▸ Excerpted records
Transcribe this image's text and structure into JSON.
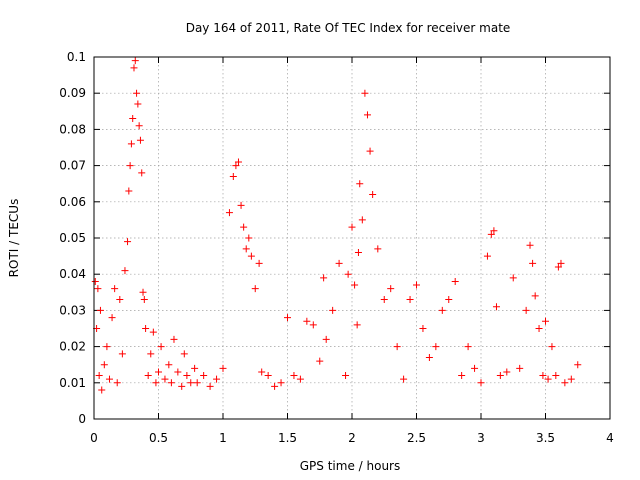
{
  "chart_data": {
    "type": "scatter",
    "title": "Day 164 of 2011, Rate Of TEC Index for receiver mate",
    "xlabel": "GPS time / hours",
    "ylabel": "ROTI / TECUs",
    "xlim": [
      0,
      4
    ],
    "ylim": [
      0,
      0.1
    ],
    "xticks": [
      0,
      0.5,
      1,
      1.5,
      2,
      2.5,
      3,
      3.5,
      4
    ],
    "xtick_labels": [
      "0",
      "0.5",
      "1",
      "1.5",
      "2",
      "2.5",
      "3",
      "3.5",
      "4"
    ],
    "yticks": [
      0,
      0.01,
      0.02,
      0.03,
      0.04,
      0.05,
      0.06,
      0.07,
      0.08,
      0.09,
      0.1
    ],
    "ytick_labels": [
      "0",
      "0.01",
      "0.02",
      "0.03",
      "0.04",
      "0.05",
      "0.06",
      "0.07",
      "0.08",
      "0.09",
      "0.1"
    ],
    "grid": true,
    "marker": "+",
    "color": "#ff0000",
    "series": [
      {
        "name": "ROTI",
        "x": [
          0.01,
          0.02,
          0.03,
          0.04,
          0.05,
          0.06,
          0.08,
          0.1,
          0.12,
          0.14,
          0.16,
          0.18,
          0.2,
          0.22,
          0.24,
          0.26,
          0.27,
          0.28,
          0.29,
          0.3,
          0.31,
          0.32,
          0.33,
          0.34,
          0.35,
          0.36,
          0.37,
          0.38,
          0.39,
          0.4,
          0.42,
          0.44,
          0.46,
          0.48,
          0.5,
          0.52,
          0.55,
          0.58,
          0.6,
          0.62,
          0.65,
          0.68,
          0.7,
          0.72,
          0.75,
          0.78,
          0.8,
          0.85,
          0.9,
          0.95,
          1.0,
          1.05,
          1.08,
          1.1,
          1.12,
          1.14,
          1.16,
          1.18,
          1.2,
          1.22,
          1.25,
          1.28,
          1.3,
          1.35,
          1.4,
          1.45,
          1.5,
          1.55,
          1.6,
          1.65,
          1.7,
          1.75,
          1.78,
          1.8,
          1.85,
          1.9,
          1.95,
          1.97,
          2.0,
          2.02,
          2.04,
          2.05,
          2.06,
          2.08,
          2.1,
          2.12,
          2.14,
          2.16,
          2.2,
          2.25,
          2.3,
          2.35,
          2.4,
          2.45,
          2.5,
          2.55,
          2.6,
          2.65,
          2.7,
          2.75,
          2.8,
          2.85,
          2.9,
          2.95,
          3.0,
          3.05,
          3.08,
          3.1,
          3.12,
          3.15,
          3.2,
          3.25,
          3.3,
          3.35,
          3.38,
          3.4,
          3.42,
          3.45,
          3.48,
          3.5,
          3.52,
          3.55,
          3.58,
          3.6,
          3.62,
          3.65,
          3.7,
          3.75
        ],
        "y": [
          0.038,
          0.025,
          0.036,
          0.012,
          0.03,
          0.008,
          0.015,
          0.02,
          0.011,
          0.028,
          0.036,
          0.01,
          0.033,
          0.018,
          0.041,
          0.049,
          0.063,
          0.07,
          0.076,
          0.083,
          0.097,
          0.099,
          0.09,
          0.087,
          0.081,
          0.077,
          0.068,
          0.035,
          0.033,
          0.025,
          0.012,
          0.018,
          0.024,
          0.01,
          0.013,
          0.02,
          0.011,
          0.015,
          0.01,
          0.022,
          0.013,
          0.009,
          0.018,
          0.012,
          0.01,
          0.014,
          0.01,
          0.012,
          0.009,
          0.011,
          0.014,
          0.057,
          0.067,
          0.07,
          0.071,
          0.059,
          0.053,
          0.047,
          0.05,
          0.045,
          0.036,
          0.043,
          0.013,
          0.012,
          0.009,
          0.01,
          0.028,
          0.012,
          0.011,
          0.027,
          0.026,
          0.016,
          0.039,
          0.022,
          0.03,
          0.043,
          0.012,
          0.04,
          0.053,
          0.037,
          0.026,
          0.046,
          0.065,
          0.055,
          0.09,
          0.084,
          0.074,
          0.062,
          0.047,
          0.033,
          0.036,
          0.02,
          0.011,
          0.033,
          0.037,
          0.025,
          0.017,
          0.02,
          0.03,
          0.033,
          0.038,
          0.012,
          0.02,
          0.014,
          0.01,
          0.045,
          0.051,
          0.052,
          0.031,
          0.012,
          0.013,
          0.039,
          0.014,
          0.03,
          0.048,
          0.043,
          0.034,
          0.025,
          0.012,
          0.027,
          0.011,
          0.02,
          0.012,
          0.042,
          0.043,
          0.01,
          0.011,
          0.015
        ]
      }
    ]
  }
}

▸ Exercise
Copy the listing over exactly, skipping the pictures it holds.

▸ Full output
Transcribe this image's text and structure into JSON.
{
  "chart_data": {
    "type": "scatter",
    "title": "Day 164 of 2011, Rate Of TEC Index for receiver mate",
    "xlabel": "GPS time / hours",
    "ylabel": "ROTI / TECUs",
    "xlim": [
      0,
      4
    ],
    "ylim": [
      0,
      0.1
    ],
    "xticks": [
      0,
      0.5,
      1,
      1.5,
      2,
      2.5,
      3,
      3.5,
      4
    ],
    "xtick_labels": [
      "0",
      "0.5",
      "1",
      "1.5",
      "2",
      "2.5",
      "3",
      "3.5",
      "4"
    ],
    "yticks": [
      0,
      0.01,
      0.02,
      0.03,
      0.04,
      0.05,
      0.06,
      0.07,
      0.08,
      0.09,
      0.1
    ],
    "ytick_labels": [
      "0",
      "0.01",
      "0.02",
      "0.03",
      "0.04",
      "0.05",
      "0.06",
      "0.07",
      "0.08",
      "0.09",
      "0.1"
    ],
    "grid": true,
    "marker": "+",
    "color": "#ff0000",
    "series": [
      {
        "name": "ROTI",
        "x": [
          0.01,
          0.02,
          0.03,
          0.04,
          0.05,
          0.06,
          0.08,
          0.1,
          0.12,
          0.14,
          0.16,
          0.18,
          0.2,
          0.22,
          0.24,
          0.26,
          0.27,
          0.28,
          0.29,
          0.3,
          0.31,
          0.32,
          0.33,
          0.34,
          0.35,
          0.36,
          0.37,
          0.38,
          0.39,
          0.4,
          0.42,
          0.44,
          0.46,
          0.48,
          0.5,
          0.52,
          0.55,
          0.58,
          0.6,
          0.62,
          0.65,
          0.68,
          0.7,
          0.72,
          0.75,
          0.78,
          0.8,
          0.85,
          0.9,
          0.95,
          1.0,
          1.05,
          1.08,
          1.1,
          1.12,
          1.14,
          1.16,
          1.18,
          1.2,
          1.22,
          1.25,
          1.28,
          1.3,
          1.35,
          1.4,
          1.45,
          1.5,
          1.55,
          1.6,
          1.65,
          1.7,
          1.75,
          1.78,
          1.8,
          1.85,
          1.9,
          1.95,
          1.97,
          2.0,
          2.02,
          2.04,
          2.05,
          2.06,
          2.08,
          2.1,
          2.12,
          2.14,
          2.16,
          2.2,
          2.25,
          2.3,
          2.35,
          2.4,
          2.45,
          2.5,
          2.55,
          2.6,
          2.65,
          2.7,
          2.75,
          2.8,
          2.85,
          2.9,
          2.95,
          3.0,
          3.05,
          3.08,
          3.1,
          3.12,
          3.15,
          3.2,
          3.25,
          3.3,
          3.35,
          3.38,
          3.4,
          3.42,
          3.45,
          3.48,
          3.5,
          3.52,
          3.55,
          3.58,
          3.6,
          3.62,
          3.65,
          3.7,
          3.75
        ],
        "y": [
          0.038,
          0.025,
          0.036,
          0.012,
          0.03,
          0.008,
          0.015,
          0.02,
          0.011,
          0.028,
          0.036,
          0.01,
          0.033,
          0.018,
          0.041,
          0.049,
          0.063,
          0.07,
          0.076,
          0.083,
          0.097,
          0.099,
          0.09,
          0.087,
          0.081,
          0.077,
          0.068,
          0.035,
          0.033,
          0.025,
          0.012,
          0.018,
          0.024,
          0.01,
          0.013,
          0.02,
          0.011,
          0.015,
          0.01,
          0.022,
          0.013,
          0.009,
          0.018,
          0.012,
          0.01,
          0.014,
          0.01,
          0.012,
          0.009,
          0.011,
          0.014,
          0.057,
          0.067,
          0.07,
          0.071,
          0.059,
          0.053,
          0.047,
          0.05,
          0.045,
          0.036,
          0.043,
          0.013,
          0.012,
          0.009,
          0.01,
          0.028,
          0.012,
          0.011,
          0.027,
          0.026,
          0.016,
          0.039,
          0.022,
          0.03,
          0.043,
          0.012,
          0.04,
          0.053,
          0.037,
          0.026,
          0.046,
          0.065,
          0.055,
          0.09,
          0.084,
          0.074,
          0.062,
          0.047,
          0.033,
          0.036,
          0.02,
          0.011,
          0.033,
          0.037,
          0.025,
          0.017,
          0.02,
          0.03,
          0.033,
          0.038,
          0.012,
          0.02,
          0.014,
          0.01,
          0.045,
          0.051,
          0.052,
          0.031,
          0.012,
          0.013,
          0.039,
          0.014,
          0.03,
          0.048,
          0.043,
          0.034,
          0.025,
          0.012,
          0.027,
          0.011,
          0.02,
          0.012,
          0.042,
          0.043,
          0.01,
          0.011,
          0.015
        ]
      }
    ]
  }
}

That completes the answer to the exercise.